→ DESCRIPTION OF THE TASK
Search the records for "Squeeze". Copy every line where it appears.
----------
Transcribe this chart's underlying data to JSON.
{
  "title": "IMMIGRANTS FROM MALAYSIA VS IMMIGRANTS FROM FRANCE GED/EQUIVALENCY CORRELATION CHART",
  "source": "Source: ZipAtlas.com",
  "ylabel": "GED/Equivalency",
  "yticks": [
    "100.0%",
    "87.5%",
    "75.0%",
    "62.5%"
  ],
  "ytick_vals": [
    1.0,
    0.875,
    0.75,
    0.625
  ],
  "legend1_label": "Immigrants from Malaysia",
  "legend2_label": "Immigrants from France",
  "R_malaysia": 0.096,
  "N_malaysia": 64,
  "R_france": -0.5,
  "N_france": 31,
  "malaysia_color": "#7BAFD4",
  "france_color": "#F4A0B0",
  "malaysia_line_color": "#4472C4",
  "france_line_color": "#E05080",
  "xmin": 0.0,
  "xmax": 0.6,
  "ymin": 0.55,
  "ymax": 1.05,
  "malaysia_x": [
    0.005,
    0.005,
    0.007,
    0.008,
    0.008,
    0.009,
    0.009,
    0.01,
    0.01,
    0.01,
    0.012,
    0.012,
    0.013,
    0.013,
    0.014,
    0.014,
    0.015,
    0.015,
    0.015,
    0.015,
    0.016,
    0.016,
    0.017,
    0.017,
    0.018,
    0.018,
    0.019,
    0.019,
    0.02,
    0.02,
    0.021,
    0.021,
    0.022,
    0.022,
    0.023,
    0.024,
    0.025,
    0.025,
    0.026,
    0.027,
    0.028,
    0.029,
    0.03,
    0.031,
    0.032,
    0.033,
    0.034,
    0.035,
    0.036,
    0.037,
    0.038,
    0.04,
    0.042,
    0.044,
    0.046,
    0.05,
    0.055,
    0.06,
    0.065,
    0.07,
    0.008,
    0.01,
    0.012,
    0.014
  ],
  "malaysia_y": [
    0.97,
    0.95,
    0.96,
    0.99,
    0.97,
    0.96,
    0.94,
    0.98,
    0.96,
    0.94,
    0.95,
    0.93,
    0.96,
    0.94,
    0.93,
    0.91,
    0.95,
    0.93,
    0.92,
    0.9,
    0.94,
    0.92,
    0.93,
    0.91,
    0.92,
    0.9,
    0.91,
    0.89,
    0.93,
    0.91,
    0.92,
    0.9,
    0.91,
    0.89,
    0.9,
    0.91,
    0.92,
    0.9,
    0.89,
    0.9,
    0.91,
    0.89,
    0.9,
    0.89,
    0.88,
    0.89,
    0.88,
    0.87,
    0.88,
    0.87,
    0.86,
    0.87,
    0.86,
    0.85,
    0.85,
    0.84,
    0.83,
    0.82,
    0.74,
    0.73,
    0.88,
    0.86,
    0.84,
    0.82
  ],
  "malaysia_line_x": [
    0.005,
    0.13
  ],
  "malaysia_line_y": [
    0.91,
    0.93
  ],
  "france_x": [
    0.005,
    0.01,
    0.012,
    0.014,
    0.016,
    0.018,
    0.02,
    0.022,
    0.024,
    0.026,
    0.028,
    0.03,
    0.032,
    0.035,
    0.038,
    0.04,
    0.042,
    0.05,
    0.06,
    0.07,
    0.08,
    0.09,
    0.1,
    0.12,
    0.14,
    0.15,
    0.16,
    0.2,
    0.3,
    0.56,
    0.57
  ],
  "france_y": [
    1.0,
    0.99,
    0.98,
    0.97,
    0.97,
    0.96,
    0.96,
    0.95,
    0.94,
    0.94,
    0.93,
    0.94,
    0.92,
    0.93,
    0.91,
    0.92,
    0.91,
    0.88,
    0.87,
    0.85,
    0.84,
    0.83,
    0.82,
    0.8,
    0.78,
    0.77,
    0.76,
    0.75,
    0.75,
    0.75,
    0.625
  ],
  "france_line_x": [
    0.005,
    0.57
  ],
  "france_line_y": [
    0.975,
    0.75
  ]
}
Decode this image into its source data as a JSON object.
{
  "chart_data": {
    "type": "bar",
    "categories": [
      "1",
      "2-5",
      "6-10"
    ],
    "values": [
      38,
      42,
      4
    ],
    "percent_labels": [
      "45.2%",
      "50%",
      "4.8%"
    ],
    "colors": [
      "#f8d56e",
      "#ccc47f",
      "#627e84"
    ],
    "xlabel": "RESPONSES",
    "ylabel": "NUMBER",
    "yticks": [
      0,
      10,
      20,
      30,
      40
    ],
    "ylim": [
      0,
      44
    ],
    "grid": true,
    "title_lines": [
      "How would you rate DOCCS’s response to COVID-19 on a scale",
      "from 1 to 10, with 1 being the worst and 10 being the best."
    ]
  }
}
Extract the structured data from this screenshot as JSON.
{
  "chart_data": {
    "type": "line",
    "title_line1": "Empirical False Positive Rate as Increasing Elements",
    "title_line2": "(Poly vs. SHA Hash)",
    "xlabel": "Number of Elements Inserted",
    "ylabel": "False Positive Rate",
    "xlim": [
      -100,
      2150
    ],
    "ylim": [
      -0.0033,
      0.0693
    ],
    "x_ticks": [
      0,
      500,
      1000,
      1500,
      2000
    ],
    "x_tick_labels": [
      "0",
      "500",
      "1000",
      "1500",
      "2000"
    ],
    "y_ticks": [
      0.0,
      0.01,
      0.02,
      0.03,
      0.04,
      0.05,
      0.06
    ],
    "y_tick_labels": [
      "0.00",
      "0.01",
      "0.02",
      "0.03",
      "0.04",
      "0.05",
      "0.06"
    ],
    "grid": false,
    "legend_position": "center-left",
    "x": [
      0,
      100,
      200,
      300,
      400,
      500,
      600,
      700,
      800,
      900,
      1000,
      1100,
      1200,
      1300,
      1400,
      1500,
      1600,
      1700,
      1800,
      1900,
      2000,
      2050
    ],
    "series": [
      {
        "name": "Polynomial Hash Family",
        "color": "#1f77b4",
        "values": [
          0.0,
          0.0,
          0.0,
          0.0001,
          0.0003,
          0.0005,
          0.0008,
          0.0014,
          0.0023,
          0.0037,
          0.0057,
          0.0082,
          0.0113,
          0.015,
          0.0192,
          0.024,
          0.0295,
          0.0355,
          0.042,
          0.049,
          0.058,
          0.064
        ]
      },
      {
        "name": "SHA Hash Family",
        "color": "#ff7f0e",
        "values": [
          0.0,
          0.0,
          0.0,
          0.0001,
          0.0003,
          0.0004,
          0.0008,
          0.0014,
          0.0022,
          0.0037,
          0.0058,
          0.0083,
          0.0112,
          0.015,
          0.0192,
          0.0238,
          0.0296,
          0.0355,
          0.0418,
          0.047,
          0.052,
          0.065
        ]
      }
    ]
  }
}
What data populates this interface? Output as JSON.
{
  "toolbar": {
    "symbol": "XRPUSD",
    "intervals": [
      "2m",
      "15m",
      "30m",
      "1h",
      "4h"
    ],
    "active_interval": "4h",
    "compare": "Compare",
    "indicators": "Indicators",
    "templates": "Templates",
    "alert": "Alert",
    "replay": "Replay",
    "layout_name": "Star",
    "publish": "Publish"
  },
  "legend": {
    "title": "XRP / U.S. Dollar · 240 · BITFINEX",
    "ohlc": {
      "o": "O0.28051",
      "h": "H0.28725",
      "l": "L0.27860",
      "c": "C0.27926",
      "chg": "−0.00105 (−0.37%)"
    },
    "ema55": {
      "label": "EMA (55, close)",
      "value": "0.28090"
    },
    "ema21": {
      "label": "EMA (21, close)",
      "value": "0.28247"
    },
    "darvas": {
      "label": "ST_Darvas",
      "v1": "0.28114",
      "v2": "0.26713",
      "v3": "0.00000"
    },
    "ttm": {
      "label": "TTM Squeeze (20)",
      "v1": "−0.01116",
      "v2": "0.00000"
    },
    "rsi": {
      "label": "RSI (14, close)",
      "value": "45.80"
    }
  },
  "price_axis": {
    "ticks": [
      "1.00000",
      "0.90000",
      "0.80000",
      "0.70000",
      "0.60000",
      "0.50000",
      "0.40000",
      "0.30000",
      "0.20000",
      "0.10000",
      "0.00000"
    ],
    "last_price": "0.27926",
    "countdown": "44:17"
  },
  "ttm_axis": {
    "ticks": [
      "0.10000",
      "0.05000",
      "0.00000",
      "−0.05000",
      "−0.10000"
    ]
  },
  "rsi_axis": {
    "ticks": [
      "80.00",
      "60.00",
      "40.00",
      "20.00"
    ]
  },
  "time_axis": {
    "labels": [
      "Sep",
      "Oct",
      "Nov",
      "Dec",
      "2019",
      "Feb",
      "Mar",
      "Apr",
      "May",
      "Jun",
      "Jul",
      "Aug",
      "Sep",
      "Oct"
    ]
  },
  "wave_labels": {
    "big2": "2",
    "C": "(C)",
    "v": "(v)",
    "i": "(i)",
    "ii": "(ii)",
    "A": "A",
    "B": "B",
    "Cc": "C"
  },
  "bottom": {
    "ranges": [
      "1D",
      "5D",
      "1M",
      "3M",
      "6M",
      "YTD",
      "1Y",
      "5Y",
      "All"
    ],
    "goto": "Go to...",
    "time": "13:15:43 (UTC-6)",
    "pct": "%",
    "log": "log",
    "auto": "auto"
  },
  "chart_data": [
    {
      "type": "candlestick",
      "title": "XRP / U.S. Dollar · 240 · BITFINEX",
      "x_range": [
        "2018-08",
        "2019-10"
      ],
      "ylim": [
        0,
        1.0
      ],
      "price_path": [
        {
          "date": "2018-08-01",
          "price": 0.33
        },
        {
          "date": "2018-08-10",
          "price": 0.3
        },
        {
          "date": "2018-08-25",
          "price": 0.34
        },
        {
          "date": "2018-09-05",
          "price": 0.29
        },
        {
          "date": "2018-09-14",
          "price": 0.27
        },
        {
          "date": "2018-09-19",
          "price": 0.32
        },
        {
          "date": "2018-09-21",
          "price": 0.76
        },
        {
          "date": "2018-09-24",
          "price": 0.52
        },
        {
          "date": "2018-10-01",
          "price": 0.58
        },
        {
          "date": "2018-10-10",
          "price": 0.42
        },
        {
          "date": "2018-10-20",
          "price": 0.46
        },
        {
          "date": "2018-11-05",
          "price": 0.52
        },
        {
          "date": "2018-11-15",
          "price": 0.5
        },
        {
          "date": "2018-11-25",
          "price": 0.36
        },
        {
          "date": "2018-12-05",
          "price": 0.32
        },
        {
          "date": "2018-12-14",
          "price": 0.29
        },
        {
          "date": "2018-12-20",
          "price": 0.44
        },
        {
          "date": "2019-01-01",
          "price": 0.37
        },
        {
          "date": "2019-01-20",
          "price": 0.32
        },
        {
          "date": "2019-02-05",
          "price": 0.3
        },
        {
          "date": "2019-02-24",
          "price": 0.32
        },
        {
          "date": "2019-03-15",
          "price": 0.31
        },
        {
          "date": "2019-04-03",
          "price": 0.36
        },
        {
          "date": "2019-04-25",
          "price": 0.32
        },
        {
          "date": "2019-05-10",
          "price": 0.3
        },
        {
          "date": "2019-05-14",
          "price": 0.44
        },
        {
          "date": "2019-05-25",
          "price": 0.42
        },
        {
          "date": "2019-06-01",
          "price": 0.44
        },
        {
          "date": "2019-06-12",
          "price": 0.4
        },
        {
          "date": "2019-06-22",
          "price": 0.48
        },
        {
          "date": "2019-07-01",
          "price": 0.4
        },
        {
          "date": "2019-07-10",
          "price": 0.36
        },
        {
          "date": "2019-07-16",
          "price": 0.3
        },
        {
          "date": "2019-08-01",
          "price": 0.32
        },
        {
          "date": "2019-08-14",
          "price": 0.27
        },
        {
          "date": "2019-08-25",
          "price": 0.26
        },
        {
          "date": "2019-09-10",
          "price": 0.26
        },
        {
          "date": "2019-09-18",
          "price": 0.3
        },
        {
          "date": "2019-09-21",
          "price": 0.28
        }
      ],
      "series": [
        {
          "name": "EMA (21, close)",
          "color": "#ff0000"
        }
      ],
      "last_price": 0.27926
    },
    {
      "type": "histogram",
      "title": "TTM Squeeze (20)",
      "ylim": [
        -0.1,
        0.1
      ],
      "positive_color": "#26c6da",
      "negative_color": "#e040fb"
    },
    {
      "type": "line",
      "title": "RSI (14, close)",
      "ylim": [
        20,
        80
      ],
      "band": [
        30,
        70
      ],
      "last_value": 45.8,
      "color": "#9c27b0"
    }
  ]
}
----------
→ ANSWER TO THE EXERCISE
      "label": "TTM Squeeze (20)",
      "title": "TTM Squeeze (20)",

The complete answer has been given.